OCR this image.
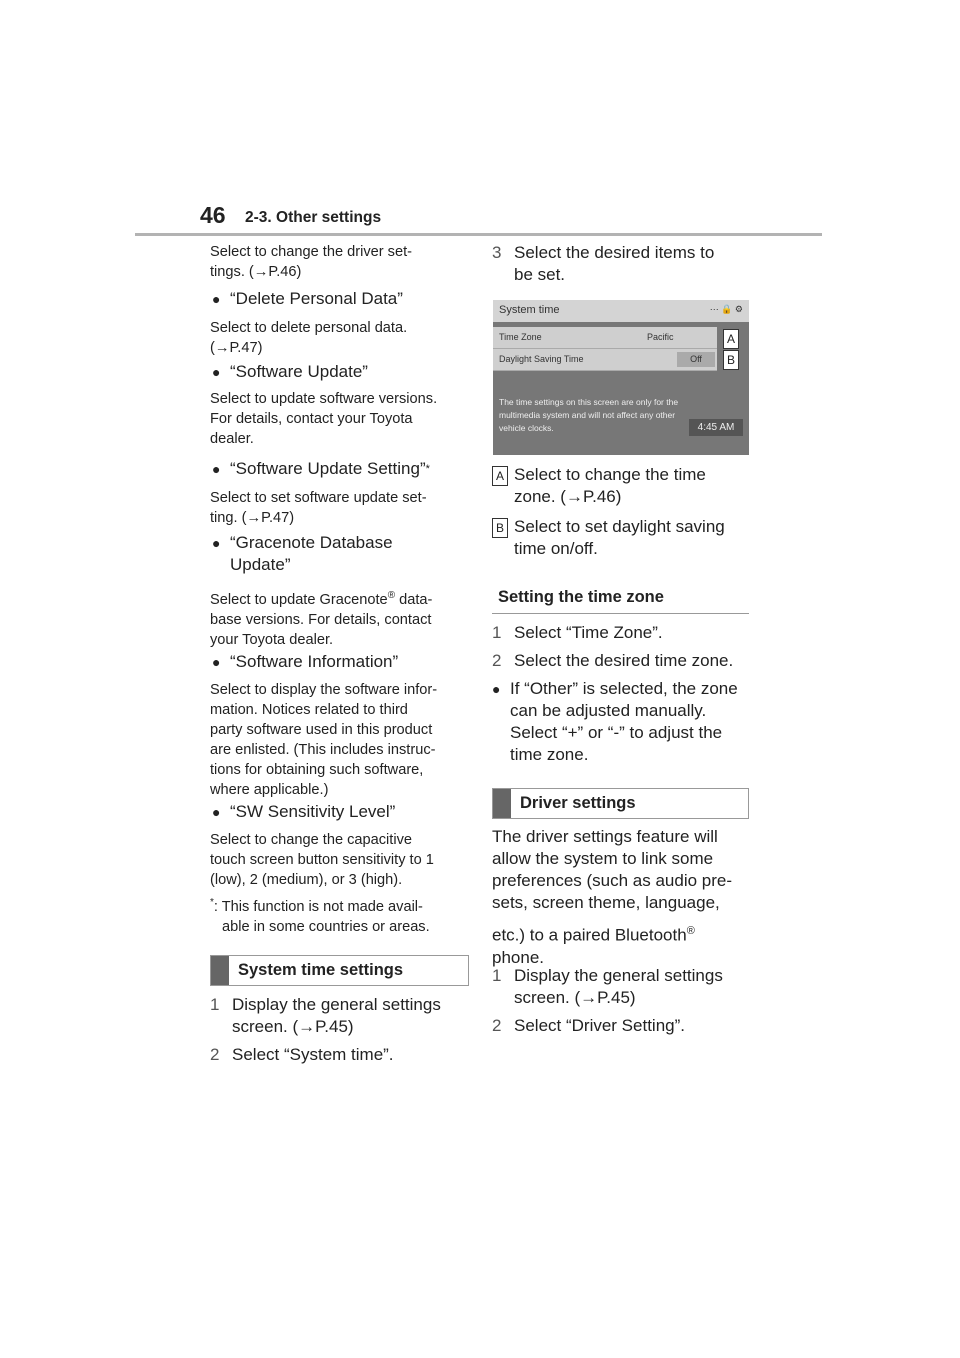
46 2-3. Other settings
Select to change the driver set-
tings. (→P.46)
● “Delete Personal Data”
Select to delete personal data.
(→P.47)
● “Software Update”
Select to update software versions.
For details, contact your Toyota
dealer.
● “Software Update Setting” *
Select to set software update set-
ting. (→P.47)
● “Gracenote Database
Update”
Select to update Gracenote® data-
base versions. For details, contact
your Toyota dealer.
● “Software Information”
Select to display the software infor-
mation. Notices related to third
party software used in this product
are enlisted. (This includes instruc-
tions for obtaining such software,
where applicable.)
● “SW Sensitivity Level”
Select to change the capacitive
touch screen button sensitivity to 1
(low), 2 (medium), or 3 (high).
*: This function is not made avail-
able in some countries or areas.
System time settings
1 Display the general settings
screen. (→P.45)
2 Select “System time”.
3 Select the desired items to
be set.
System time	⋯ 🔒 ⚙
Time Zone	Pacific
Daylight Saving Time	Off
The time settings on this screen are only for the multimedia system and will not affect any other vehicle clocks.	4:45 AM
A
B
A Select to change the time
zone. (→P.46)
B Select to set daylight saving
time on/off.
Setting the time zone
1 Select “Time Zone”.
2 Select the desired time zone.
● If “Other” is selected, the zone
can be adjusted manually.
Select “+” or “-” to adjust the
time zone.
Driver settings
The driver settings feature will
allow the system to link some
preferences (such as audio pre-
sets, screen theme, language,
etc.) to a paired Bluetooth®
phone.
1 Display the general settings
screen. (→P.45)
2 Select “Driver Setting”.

::::::

• **INSTRUCTION**
Write out all the entries again, word for word, and print no images.

• **FINISHED ANSWER**
OCR this image.
46 2-3. Other settings
Select to change the driver set-
tings. (→P.46)
● “Delete Personal Data”
Select to delete personal data.
(→P.47)
● “Software Update”
Select to update software versions.
For details, contact your Toyota
dealer.
● “Software Update Setting” *
Select to set software update set-
ting. (→P.47)
● “Gracenote Database
Update”
Select to update Gracenote® data-
base versions. For details, contact
your Toyota dealer.
● “Software Information”
Select to display the software infor-
mation. Notices related to third
party software used in this product
are enlisted. (This includes instruc-
tions for obtaining such software,
where applicable.)
● “SW Sensitivity Level”
Select to change the capacitive
touch screen button sensitivity to 1
(low), 2 (medium), or 3 (high).
*: This function is not made avail-
able in some countries or areas.
System time settings
1 Display the general settings
screen. (→P.45)
2 Select “System time”.
3 Select the desired items to
be set.
System time	⋯ 🔒 ⚙
Time Zone	Pacific
Daylight Saving Time	Off
The time settings on this screen are only for the multimedia system and will not affect any other vehicle clocks.	4:45 AM
A
B
A Select to change the time
zone. (→P.46)
B Select to set daylight saving
time on/off.
Setting the time zone
1 Select “Time Zone”.
2 Select the desired time zone.
● If “Other” is selected, the zone
can be adjusted manually.
Select “+” or “-” to adjust the
time zone.
Driver settings
The driver settings feature will
allow the system to link some
preferences (such as audio pre-
sets, screen theme, language,
etc.) to a paired Bluetooth®
phone.
1 Display the general settings
screen. (→P.45)
2 Select “Driver Setting”.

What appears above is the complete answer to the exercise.